DATA LISTING →
━━━━━━━━━━━━━━━━━━━━

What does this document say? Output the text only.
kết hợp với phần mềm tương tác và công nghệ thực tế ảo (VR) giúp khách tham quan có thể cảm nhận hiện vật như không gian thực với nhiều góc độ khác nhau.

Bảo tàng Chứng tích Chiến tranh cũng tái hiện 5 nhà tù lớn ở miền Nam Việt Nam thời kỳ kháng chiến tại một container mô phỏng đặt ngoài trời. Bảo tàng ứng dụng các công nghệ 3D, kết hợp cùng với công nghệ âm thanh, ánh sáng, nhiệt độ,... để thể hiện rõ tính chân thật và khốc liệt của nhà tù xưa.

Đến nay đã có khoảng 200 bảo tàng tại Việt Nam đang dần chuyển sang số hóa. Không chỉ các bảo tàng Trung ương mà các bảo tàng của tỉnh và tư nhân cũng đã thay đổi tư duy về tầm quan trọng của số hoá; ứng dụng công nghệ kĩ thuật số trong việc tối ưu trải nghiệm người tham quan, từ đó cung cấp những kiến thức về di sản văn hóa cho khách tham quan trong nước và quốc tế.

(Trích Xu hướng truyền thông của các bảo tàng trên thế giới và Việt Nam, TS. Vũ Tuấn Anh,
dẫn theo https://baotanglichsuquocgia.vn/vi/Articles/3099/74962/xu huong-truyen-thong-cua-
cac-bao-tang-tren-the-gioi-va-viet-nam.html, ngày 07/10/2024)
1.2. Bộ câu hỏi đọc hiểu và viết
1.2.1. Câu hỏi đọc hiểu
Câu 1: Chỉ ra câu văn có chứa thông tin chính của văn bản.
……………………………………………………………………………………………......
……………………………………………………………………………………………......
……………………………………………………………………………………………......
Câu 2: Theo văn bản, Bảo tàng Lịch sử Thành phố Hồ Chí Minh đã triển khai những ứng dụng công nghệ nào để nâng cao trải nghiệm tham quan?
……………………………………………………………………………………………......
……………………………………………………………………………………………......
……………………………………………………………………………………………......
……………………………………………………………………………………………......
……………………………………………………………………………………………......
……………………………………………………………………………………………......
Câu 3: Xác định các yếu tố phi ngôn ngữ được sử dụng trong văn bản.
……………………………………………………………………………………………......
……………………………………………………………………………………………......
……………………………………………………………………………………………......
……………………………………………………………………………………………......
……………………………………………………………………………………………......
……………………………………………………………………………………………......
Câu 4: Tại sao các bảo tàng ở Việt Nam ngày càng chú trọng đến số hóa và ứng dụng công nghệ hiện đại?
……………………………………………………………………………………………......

━━━━━━━━━━━━━━━━━━━━

WORK INSTRUCTIONS → Reproduce the listing shown above in its entirety, exactly.

THE SOLUTION →
What does this document say? Output the text only.
kết hợp với phần mềm tương tác và công nghệ thực tế ảo (VR) giúp khách tham quan có thể cảm nhận hiện vật như không gian thực với nhiều góc độ khác nhau.

Bảo tàng Chứng tích Chiến tranh cũng tái hiện 5 nhà tù lớn ở miền Nam Việt Nam thời kỳ kháng chiến tại một container mô phỏng đặt ngoài trời. Bảo tàng ứng dụng các công nghệ 3D, kết hợp cùng với công nghệ âm thanh, ánh sáng, nhiệt độ,... để thể hiện rõ tính chân thật và khốc liệt của nhà tù xưa.

Đến nay đã có khoảng 200 bảo tàng tại Việt Nam đang dần chuyển sang số hóa. Không chỉ các bảo tàng Trung ương mà các bảo tàng của tỉnh và tư nhân cũng đã thay đổi tư duy về tầm quan trọng của số hoá; ứng dụng công nghệ kĩ thuật số trong việc tối ưu trải nghiệm người tham quan, từ đó cung cấp những kiến thức về di sản văn hóa cho khách tham quan trong nước và quốc tế.

(Trích Xu hướng truyền thông của các bảo tàng trên thế giới và Việt Nam, TS. Vũ Tuấn Anh,
dẫn theo https://baotanglichsuquocgia.vn/vi/Articles/3099/74962/xu huong-truyen-thong-cua-
cac-bao-tang-tren-the-gioi-va-viet-nam.html, ngày 07/10/2024)
1.2. Bộ câu hỏi đọc hiểu và viết
1.2.1. Câu hỏi đọc hiểu
Câu 1: Chỉ ra câu văn có chứa thông tin chính của văn bản.
……………………………………………………………………………………………......
……………………………………………………………………………………………......
……………………………………………………………………………………………......
Câu 2: Theo văn bản, Bảo tàng Lịch sử Thành phố Hồ Chí Minh đã triển khai những ứng dụng công nghệ nào để nâng cao trải nghiệm tham quan?
……………………………………………………………………………………………......
……………………………………………………………………………………………......
……………………………………………………………………………………………......
……………………………………………………………………………………………......
……………………………………………………………………………………………......
……………………………………………………………………………………………......
Câu 3: Xác định các yếu tố phi ngôn ngữ được sử dụng trong văn bản.
……………………………………………………………………………………………......
……………………………………………………………………………………………......
……………………………………………………………………………………………......
……………………………………………………………………………………………......
……………………………………………………………………………………………......
……………………………………………………………………………………………......
Câu 4: Tại sao các bảo tàng ở Việt Nam ngày càng chú trọng đến số hóa và ứng dụng công nghệ hiện đại?
……………………………………………………………………………………………......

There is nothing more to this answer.